## What to do
Once you find a line containing the word "type" in the entries below, copy it.

[Excerpts from a figure dataset]
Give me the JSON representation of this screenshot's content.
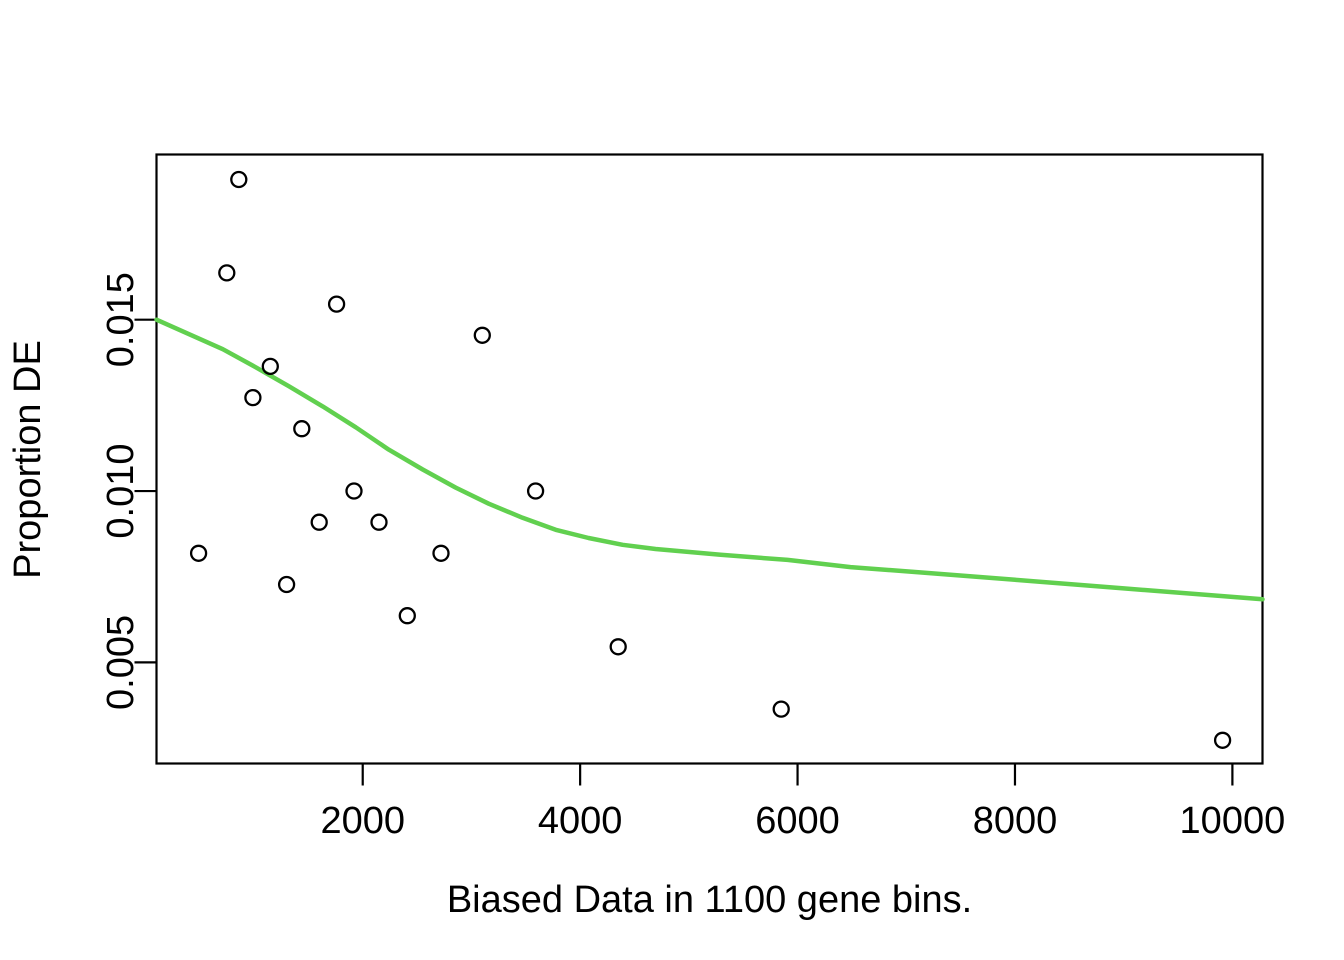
{
  "figure": {
    "kind": "r-base-scatterplot",
    "background": "#FFFFFF"
  },
  "colors": {
    "foreground": "#000000",
    "smooth_line": "#61D04F",
    "point_stroke": "#000000",
    "background": "#FFFFFF"
  },
  "chart_data": {
    "type": "scatter",
    "title": "",
    "xlabel": "Biased Data in 1100 gene bins.",
    "ylabel": "Proportion DE",
    "xlim": [
      103,
      10277
    ],
    "ylim": [
      0.00205,
      0.01982
    ],
    "grid": false,
    "legend_position": "none",
    "x_ticks": {
      "values": [
        2000,
        4000,
        6000,
        8000,
        10000
      ],
      "labels": [
        "2000",
        "4000",
        "6000",
        "8000",
        "10000"
      ]
    },
    "y_ticks": {
      "values": [
        0.005,
        0.01,
        0.015
      ],
      "labels": [
        "0.005",
        "0.010",
        "0.015"
      ]
    },
    "series": [
      {
        "name": "proportion-de-per-bin",
        "type": "scatter",
        "marker": "open-circle",
        "color": "#000000",
        "points": [
          [
            860,
            0.019091
          ],
          [
            750,
            0.016364
          ],
          [
            1760,
            0.015455
          ],
          [
            3100,
            0.014545
          ],
          [
            1150,
            0.013636
          ],
          [
            990,
            0.012727
          ],
          [
            1440,
            0.011818
          ],
          [
            1920,
            0.01
          ],
          [
            3590,
            0.01
          ],
          [
            1600,
            0.009091
          ],
          [
            2150,
            0.009091
          ],
          [
            490,
            0.008182
          ],
          [
            2720,
            0.008182
          ],
          [
            1300,
            0.007273
          ],
          [
            2410,
            0.006364
          ],
          [
            4350,
            0.005455
          ],
          [
            5850,
            0.003636
          ],
          [
            9910,
            0.002727
          ]
        ]
      },
      {
        "name": "lowess-smooth",
        "type": "line",
        "color": "#61D04F",
        "points": [
          [
            103,
            0.015
          ],
          [
            400,
            0.01458
          ],
          [
            713,
            0.01414
          ],
          [
            1016,
            0.01361
          ],
          [
            1320,
            0.01306
          ],
          [
            1632,
            0.01247
          ],
          [
            1936,
            0.01186
          ],
          [
            2239,
            0.01121
          ],
          [
            2552,
            0.01063
          ],
          [
            2855,
            0.0101
          ],
          [
            3159,
            0.00963
          ],
          [
            3471,
            0.00922
          ],
          [
            3775,
            0.00887
          ],
          [
            4078,
            0.00863
          ],
          [
            4391,
            0.00843
          ],
          [
            4694,
            0.00831
          ],
          [
            5292,
            0.00814
          ],
          [
            5908,
            0.00799
          ],
          [
            6487,
            0.00778
          ],
          [
            7067,
            0.00764
          ],
          [
            8000,
            0.00741
          ],
          [
            9000,
            0.00716
          ],
          [
            10277,
            0.00684
          ]
        ]
      }
    ]
  }
}
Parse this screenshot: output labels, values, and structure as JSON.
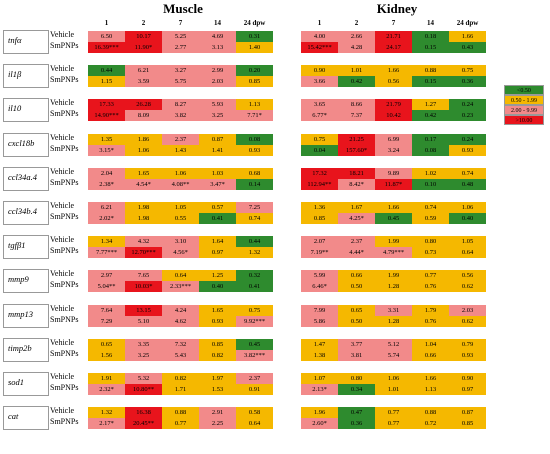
{
  "headers": {
    "muscle": "Muscle",
    "kidney": "Kidney",
    "columns": [
      "1",
      "2",
      "7",
      "14",
      "24 dpw"
    ]
  },
  "colors": {
    "lt050": "#2E8B2E",
    "r050_199": "#F5B800",
    "r200_999": "#F28A8A",
    "gt10": "#E8141C"
  },
  "legend": [
    {
      "label": "<0.50",
      "cls": "g"
    },
    {
      "label": "0.50 - 1.99",
      "cls": "y"
    },
    {
      "label": "2.00 - 9.99",
      "cls": "p"
    },
    {
      "label": ">10.00",
      "cls": "r"
    }
  ],
  "genes": [
    {
      "name": "tnfα",
      "muscle": [
        [
          {
            "v": "6.50",
            "c": "p"
          },
          {
            "v": "10.17",
            "c": "r"
          },
          {
            "v": "5.25",
            "c": "p"
          },
          {
            "v": "4.69",
            "c": "p"
          },
          {
            "v": "0.31",
            "c": "g"
          }
        ],
        [
          {
            "v": "16.39***",
            "c": "r"
          },
          {
            "v": "11.90*",
            "c": "r"
          },
          {
            "v": "2.77",
            "c": "p"
          },
          {
            "v": "3.13",
            "c": "p"
          },
          {
            "v": "1.40",
            "c": "y"
          }
        ]
      ],
      "kidney": [
        [
          {
            "v": "4.00",
            "c": "p"
          },
          {
            "v": "2.66",
            "c": "p"
          },
          {
            "v": "21.71",
            "c": "r"
          },
          {
            "v": "0.18",
            "c": "g"
          },
          {
            "v": "1.66",
            "c": "y"
          }
        ],
        [
          {
            "v": "15.42***",
            "c": "r"
          },
          {
            "v": "4.28",
            "c": "p"
          },
          {
            "v": "24.17",
            "c": "r"
          },
          {
            "v": "0.15",
            "c": "g"
          },
          {
            "v": "0.43",
            "c": "g"
          }
        ]
      ]
    },
    {
      "name": "il1β",
      "muscle": [
        [
          {
            "v": "0.44",
            "c": "g"
          },
          {
            "v": "6.21",
            "c": "p"
          },
          {
            "v": "3.27",
            "c": "p"
          },
          {
            "v": "2.99",
            "c": "p"
          },
          {
            "v": "0.20",
            "c": "g"
          }
        ],
        [
          {
            "v": "1.15",
            "c": "y"
          },
          {
            "v": "3.59",
            "c": "p"
          },
          {
            "v": "5.75",
            "c": "p"
          },
          {
            "v": "2.03",
            "c": "p"
          },
          {
            "v": "0.85",
            "c": "y"
          }
        ]
      ],
      "kidney": [
        [
          {
            "v": "0.90",
            "c": "y"
          },
          {
            "v": "1.01",
            "c": "y"
          },
          {
            "v": "1.66",
            "c": "y"
          },
          {
            "v": "0.88",
            "c": "y"
          },
          {
            "v": "0.75",
            "c": "y"
          }
        ],
        [
          {
            "v": "3.66",
            "c": "p"
          },
          {
            "v": "0.42",
            "c": "g"
          },
          {
            "v": "0.56",
            "c": "y"
          },
          {
            "v": "0.15",
            "c": "g"
          },
          {
            "v": "0.36",
            "c": "g"
          }
        ]
      ]
    },
    {
      "name": "il10",
      "muscle": [
        [
          {
            "v": "17.33",
            "c": "r"
          },
          {
            "v": "26.28",
            "c": "r"
          },
          {
            "v": "8.27",
            "c": "p"
          },
          {
            "v": "5.93",
            "c": "p"
          },
          {
            "v": "1.13",
            "c": "y"
          }
        ],
        [
          {
            "v": "14.90***",
            "c": "r"
          },
          {
            "v": "8.09",
            "c": "p"
          },
          {
            "v": "3.82",
            "c": "p"
          },
          {
            "v": "3.25",
            "c": "p"
          },
          {
            "v": "7.71*",
            "c": "p"
          }
        ]
      ],
      "kidney": [
        [
          {
            "v": "3.65",
            "c": "p"
          },
          {
            "v": "8.66",
            "c": "p"
          },
          {
            "v": "21.79",
            "c": "r"
          },
          {
            "v": "1.27",
            "c": "y"
          },
          {
            "v": "0.24",
            "c": "g"
          }
        ],
        [
          {
            "v": "6.77*",
            "c": "p"
          },
          {
            "v": "7.37",
            "c": "p"
          },
          {
            "v": "10.42",
            "c": "r"
          },
          {
            "v": "0.42",
            "c": "g"
          },
          {
            "v": "0.23",
            "c": "g"
          }
        ]
      ]
    },
    {
      "name": "cxcl18b",
      "muscle": [
        [
          {
            "v": "1.35",
            "c": "y"
          },
          {
            "v": "1.86",
            "c": "y"
          },
          {
            "v": "2.37",
            "c": "p"
          },
          {
            "v": "0.87",
            "c": "y"
          },
          {
            "v": "0.08",
            "c": "g"
          }
        ],
        [
          {
            "v": "3.15*",
            "c": "p"
          },
          {
            "v": "1.06",
            "c": "y"
          },
          {
            "v": "1.43",
            "c": "y"
          },
          {
            "v": "1.41",
            "c": "y"
          },
          {
            "v": "0.93",
            "c": "y"
          }
        ]
      ],
      "kidney": [
        [
          {
            "v": "0.75",
            "c": "y"
          },
          {
            "v": "21.25",
            "c": "r"
          },
          {
            "v": "6.99",
            "c": "p"
          },
          {
            "v": "0.17",
            "c": "g"
          },
          {
            "v": "0.24",
            "c": "g"
          }
        ],
        [
          {
            "v": "0.04",
            "c": "g"
          },
          {
            "v": "157.60*",
            "c": "r"
          },
          {
            "v": "3.24",
            "c": "p"
          },
          {
            "v": "0.08",
            "c": "g"
          },
          {
            "v": "0.93",
            "c": "y"
          }
        ]
      ]
    },
    {
      "name": "ccl34a.4",
      "muscle": [
        [
          {
            "v": "2.04",
            "c": "p"
          },
          {
            "v": "1.65",
            "c": "y"
          },
          {
            "v": "1.06",
            "c": "y"
          },
          {
            "v": "1.03",
            "c": "y"
          },
          {
            "v": "0.68",
            "c": "y"
          }
        ],
        [
          {
            "v": "2.38*",
            "c": "p"
          },
          {
            "v": "4.54*",
            "c": "p"
          },
          {
            "v": "4.08**",
            "c": "p"
          },
          {
            "v": "3.47*",
            "c": "p"
          },
          {
            "v": "0.14",
            "c": "g"
          }
        ]
      ],
      "kidney": [
        [
          {
            "v": "17.32",
            "c": "r"
          },
          {
            "v": "18.21",
            "c": "r"
          },
          {
            "v": "9.89",
            "c": "p"
          },
          {
            "v": "1.02",
            "c": "y"
          },
          {
            "v": "0.74",
            "c": "y"
          }
        ],
        [
          {
            "v": "112.94**",
            "c": "r"
          },
          {
            "v": "8.42*",
            "c": "p"
          },
          {
            "v": "11.87*",
            "c": "r"
          },
          {
            "v": "0.10",
            "c": "g"
          },
          {
            "v": "0.48",
            "c": "g"
          }
        ]
      ]
    },
    {
      "name": "ccl34b.4",
      "muscle": [
        [
          {
            "v": "6.21",
            "c": "p"
          },
          {
            "v": "1.98",
            "c": "y"
          },
          {
            "v": "1.05",
            "c": "y"
          },
          {
            "v": "0.57",
            "c": "y"
          },
          {
            "v": "7.25",
            "c": "p"
          }
        ],
        [
          {
            "v": "2.02*",
            "c": "p"
          },
          {
            "v": "1.98",
            "c": "y"
          },
          {
            "v": "0.55",
            "c": "y"
          },
          {
            "v": "0.41",
            "c": "g"
          },
          {
            "v": "0.74",
            "c": "y"
          }
        ]
      ],
      "kidney": [
        [
          {
            "v": "1.36",
            "c": "y"
          },
          {
            "v": "1.67",
            "c": "y"
          },
          {
            "v": "1.66",
            "c": "y"
          },
          {
            "v": "0.74",
            "c": "y"
          },
          {
            "v": "1.06",
            "c": "y"
          }
        ],
        [
          {
            "v": "0.85",
            "c": "y"
          },
          {
            "v": "4.25*",
            "c": "p"
          },
          {
            "v": "0.45",
            "c": "g"
          },
          {
            "v": "0.59",
            "c": "y"
          },
          {
            "v": "0.40",
            "c": "g"
          }
        ]
      ]
    },
    {
      "name": "tgfβ1",
      "muscle": [
        [
          {
            "v": "1.34",
            "c": "y"
          },
          {
            "v": "4.32",
            "c": "p"
          },
          {
            "v": "3.10",
            "c": "p"
          },
          {
            "v": "1.64",
            "c": "y"
          },
          {
            "v": "0.44",
            "c": "g"
          }
        ],
        [
          {
            "v": "7.77***",
            "c": "p"
          },
          {
            "v": "12.70***",
            "c": "r"
          },
          {
            "v": "4.56*",
            "c": "p"
          },
          {
            "v": "0.97",
            "c": "y"
          },
          {
            "v": "1.32",
            "c": "y"
          }
        ]
      ],
      "kidney": [
        [
          {
            "v": "2.07",
            "c": "p"
          },
          {
            "v": "2.37",
            "c": "p"
          },
          {
            "v": "1.99",
            "c": "y"
          },
          {
            "v": "0.80",
            "c": "y"
          },
          {
            "v": "1.05",
            "c": "y"
          }
        ],
        [
          {
            "v": "7.19**",
            "c": "p"
          },
          {
            "v": "4.44*",
            "c": "p"
          },
          {
            "v": "4.79***",
            "c": "p"
          },
          {
            "v": "0.73",
            "c": "y"
          },
          {
            "v": "0.64",
            "c": "y"
          }
        ]
      ]
    },
    {
      "name": "mmp9",
      "muscle": [
        [
          {
            "v": "2.97",
            "c": "p"
          },
          {
            "v": "7.65",
            "c": "p"
          },
          {
            "v": "0.64",
            "c": "y"
          },
          {
            "v": "1.25",
            "c": "y"
          },
          {
            "v": "0.32",
            "c": "g"
          }
        ],
        [
          {
            "v": "5.04**",
            "c": "p"
          },
          {
            "v": "10.03*",
            "c": "r"
          },
          {
            "v": "2.33***",
            "c": "p"
          },
          {
            "v": "0.40",
            "c": "g"
          },
          {
            "v": "0.41",
            "c": "g"
          }
        ]
      ],
      "kidney": [
        [
          {
            "v": "5.99",
            "c": "p"
          },
          {
            "v": "0.66",
            "c": "y"
          },
          {
            "v": "1.99",
            "c": "y"
          },
          {
            "v": "0.77",
            "c": "y"
          },
          {
            "v": "0.56",
            "c": "y"
          }
        ],
        [
          {
            "v": "6.46*",
            "c": "p"
          },
          {
            "v": "0.50",
            "c": "y"
          },
          {
            "v": "1.28",
            "c": "y"
          },
          {
            "v": "0.76",
            "c": "y"
          },
          {
            "v": "0.62",
            "c": "y"
          }
        ]
      ]
    },
    {
      "name": "mmp13",
      "muscle": [
        [
          {
            "v": "7.64",
            "c": "p"
          },
          {
            "v": "13.15",
            "c": "r"
          },
          {
            "v": "4.24",
            "c": "p"
          },
          {
            "v": "1.65",
            "c": "y"
          },
          {
            "v": "0.75",
            "c": "y"
          }
        ],
        [
          {
            "v": "7.29",
            "c": "p"
          },
          {
            "v": "5.10",
            "c": "p"
          },
          {
            "v": "4.62",
            "c": "p"
          },
          {
            "v": "0.93",
            "c": "y"
          },
          {
            "v": "9.92***",
            "c": "p"
          }
        ]
      ],
      "kidney": [
        [
          {
            "v": "7.99",
            "c": "p"
          },
          {
            "v": "0.65",
            "c": "y"
          },
          {
            "v": "3.31",
            "c": "p"
          },
          {
            "v": "1.79",
            "c": "y"
          },
          {
            "v": "2.03",
            "c": "p"
          }
        ],
        [
          {
            "v": "5.86",
            "c": "p"
          },
          {
            "v": "0.50",
            "c": "y"
          },
          {
            "v": "1.28",
            "c": "y"
          },
          {
            "v": "0.76",
            "c": "y"
          },
          {
            "v": "0.62",
            "c": "y"
          }
        ]
      ]
    },
    {
      "name": "timp2b",
      "muscle": [
        [
          {
            "v": "0.65",
            "c": "y"
          },
          {
            "v": "3.35",
            "c": "p"
          },
          {
            "v": "7.32",
            "c": "p"
          },
          {
            "v": "0.85",
            "c": "y"
          },
          {
            "v": "0.45",
            "c": "g"
          }
        ],
        [
          {
            "v": "1.56",
            "c": "y"
          },
          {
            "v": "3.25",
            "c": "p"
          },
          {
            "v": "5.43",
            "c": "p"
          },
          {
            "v": "0.82",
            "c": "y"
          },
          {
            "v": "3.82***",
            "c": "p"
          }
        ]
      ],
      "kidney": [
        [
          {
            "v": "1.47",
            "c": "y"
          },
          {
            "v": "3.77",
            "c": "p"
          },
          {
            "v": "5.12",
            "c": "p"
          },
          {
            "v": "1.04",
            "c": "y"
          },
          {
            "v": "0.79",
            "c": "y"
          }
        ],
        [
          {
            "v": "1.38",
            "c": "y"
          },
          {
            "v": "3.81",
            "c": "p"
          },
          {
            "v": "5.74",
            "c": "p"
          },
          {
            "v": "0.66",
            "c": "y"
          },
          {
            "v": "0.93",
            "c": "y"
          }
        ]
      ]
    },
    {
      "name": "sod1",
      "muscle": [
        [
          {
            "v": "1.91",
            "c": "y"
          },
          {
            "v": "5.32",
            "c": "p"
          },
          {
            "v": "0.82",
            "c": "y"
          },
          {
            "v": "1.97",
            "c": "y"
          },
          {
            "v": "2.37",
            "c": "p"
          }
        ],
        [
          {
            "v": "2.32*",
            "c": "p"
          },
          {
            "v": "10.80**",
            "c": "r"
          },
          {
            "v": "1.71",
            "c": "y"
          },
          {
            "v": "1.53",
            "c": "y"
          },
          {
            "v": "0.91",
            "c": "y"
          }
        ]
      ],
      "kidney": [
        [
          {
            "v": "1.07",
            "c": "y"
          },
          {
            "v": "0.80",
            "c": "y"
          },
          {
            "v": "1.06",
            "c": "y"
          },
          {
            "v": "1.66",
            "c": "y"
          },
          {
            "v": "0.90",
            "c": "y"
          }
        ],
        [
          {
            "v": "2.13*",
            "c": "p"
          },
          {
            "v": "0.34",
            "c": "g"
          },
          {
            "v": "1.01",
            "c": "y"
          },
          {
            "v": "1.13",
            "c": "y"
          },
          {
            "v": "0.97",
            "c": "y"
          }
        ]
      ]
    },
    {
      "name": "cat",
      "muscle": [
        [
          {
            "v": "1.32",
            "c": "y"
          },
          {
            "v": "16.38",
            "c": "r"
          },
          {
            "v": "0.88",
            "c": "y"
          },
          {
            "v": "2.91",
            "c": "p"
          },
          {
            "v": "0.58",
            "c": "y"
          }
        ],
        [
          {
            "v": "2.17*",
            "c": "p"
          },
          {
            "v": "20.45**",
            "c": "r"
          },
          {
            "v": "0.77",
            "c": "y"
          },
          {
            "v": "2.25",
            "c": "p"
          },
          {
            "v": "0.64",
            "c": "y"
          }
        ]
      ],
      "kidney": [
        [
          {
            "v": "1.96",
            "c": "y"
          },
          {
            "v": "0.47",
            "c": "g"
          },
          {
            "v": "0.77",
            "c": "y"
          },
          {
            "v": "0.88",
            "c": "y"
          },
          {
            "v": "0.87",
            "c": "y"
          }
        ],
        [
          {
            "v": "2.60*",
            "c": "p"
          },
          {
            "v": "0.36",
            "c": "g"
          },
          {
            "v": "0.77",
            "c": "y"
          },
          {
            "v": "0.72",
            "c": "y"
          },
          {
            "v": "0.85",
            "c": "y"
          }
        ]
      ]
    }
  ],
  "row_labels": [
    "Vehicle",
    "SmPNPs"
  ]
}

## Final answer
    "type": "scatter",
        "type": "scatter",
        "type": "line",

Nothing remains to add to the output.